RECORD EXCERPTS:
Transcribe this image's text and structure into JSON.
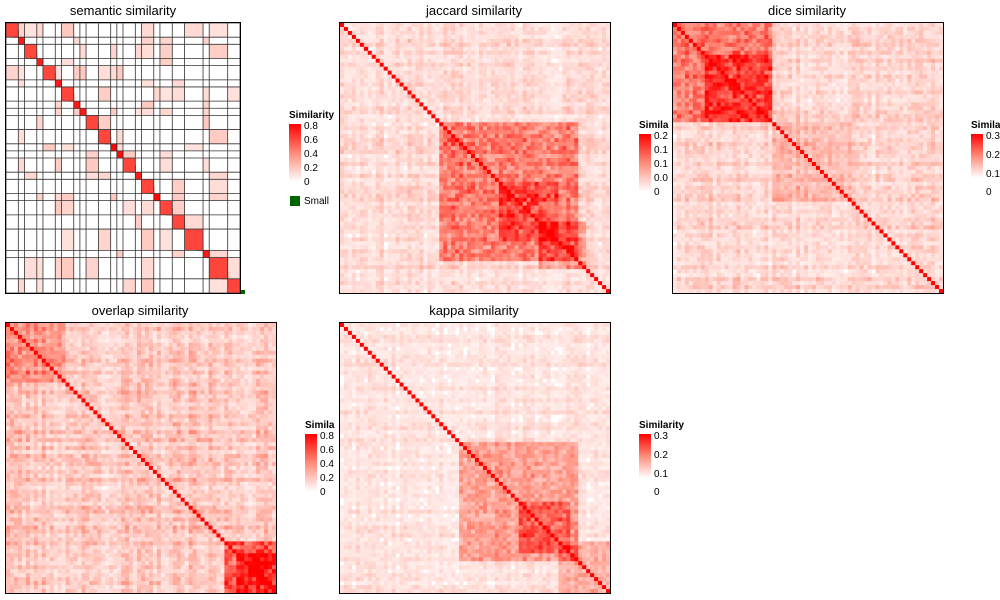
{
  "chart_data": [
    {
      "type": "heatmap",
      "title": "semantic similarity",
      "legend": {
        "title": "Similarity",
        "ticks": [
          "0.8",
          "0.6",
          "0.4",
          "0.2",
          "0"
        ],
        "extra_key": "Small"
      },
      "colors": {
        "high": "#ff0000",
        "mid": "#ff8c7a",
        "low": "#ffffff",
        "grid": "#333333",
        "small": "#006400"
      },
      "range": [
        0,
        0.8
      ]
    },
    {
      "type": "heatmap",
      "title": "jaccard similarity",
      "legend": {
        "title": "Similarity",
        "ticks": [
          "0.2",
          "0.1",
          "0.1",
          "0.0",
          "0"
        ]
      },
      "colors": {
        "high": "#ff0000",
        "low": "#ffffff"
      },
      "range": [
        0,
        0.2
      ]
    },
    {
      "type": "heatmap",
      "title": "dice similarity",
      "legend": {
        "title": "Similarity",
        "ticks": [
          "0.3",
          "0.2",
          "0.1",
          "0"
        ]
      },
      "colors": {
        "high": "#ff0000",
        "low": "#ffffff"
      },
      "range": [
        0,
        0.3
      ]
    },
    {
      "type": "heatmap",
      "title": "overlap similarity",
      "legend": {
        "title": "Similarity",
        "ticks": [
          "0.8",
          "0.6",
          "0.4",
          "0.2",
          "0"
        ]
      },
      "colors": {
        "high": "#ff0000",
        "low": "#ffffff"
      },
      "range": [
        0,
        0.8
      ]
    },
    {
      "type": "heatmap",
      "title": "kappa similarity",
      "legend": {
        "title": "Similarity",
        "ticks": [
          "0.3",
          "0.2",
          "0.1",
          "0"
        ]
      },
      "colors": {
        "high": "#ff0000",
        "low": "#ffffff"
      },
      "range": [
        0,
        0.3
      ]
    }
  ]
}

SHORT EXERCISE: Return the listing above unchanged, apart from dropping its pictures.

RESPONSE BELOW:
Transcribe this image's text and structure into JSON.
{
  "chart_data": [
    {
      "type": "heatmap",
      "title": "semantic similarity",
      "legend": {
        "title": "Similarity",
        "ticks": [
          "0.8",
          "0.6",
          "0.4",
          "0.2",
          "0"
        ],
        "extra_key": "Small"
      },
      "colors": {
        "high": "#ff0000",
        "mid": "#ff8c7a",
        "low": "#ffffff",
        "grid": "#333333",
        "small": "#006400"
      },
      "range": [
        0,
        0.8
      ]
    },
    {
      "type": "heatmap",
      "title": "jaccard similarity",
      "legend": {
        "title": "Similarity",
        "ticks": [
          "0.2",
          "0.1",
          "0.1",
          "0.0",
          "0"
        ]
      },
      "colors": {
        "high": "#ff0000",
        "low": "#ffffff"
      },
      "range": [
        0,
        0.2
      ]
    },
    {
      "type": "heatmap",
      "title": "dice similarity",
      "legend": {
        "title": "Similarity",
        "ticks": [
          "0.3",
          "0.2",
          "0.1",
          "0"
        ]
      },
      "colors": {
        "high": "#ff0000",
        "low": "#ffffff"
      },
      "range": [
        0,
        0.3
      ]
    },
    {
      "type": "heatmap",
      "title": "overlap similarity",
      "legend": {
        "title": "Similarity",
        "ticks": [
          "0.8",
          "0.6",
          "0.4",
          "0.2",
          "0"
        ]
      },
      "colors": {
        "high": "#ff0000",
        "low": "#ffffff"
      },
      "range": [
        0,
        0.8
      ]
    },
    {
      "type": "heatmap",
      "title": "kappa similarity",
      "legend": {
        "title": "Similarity",
        "ticks": [
          "0.3",
          "0.2",
          "0.1",
          "0"
        ]
      },
      "colors": {
        "high": "#ff0000",
        "low": "#ffffff"
      },
      "range": [
        0,
        0.3
      ]
    }
  ]
}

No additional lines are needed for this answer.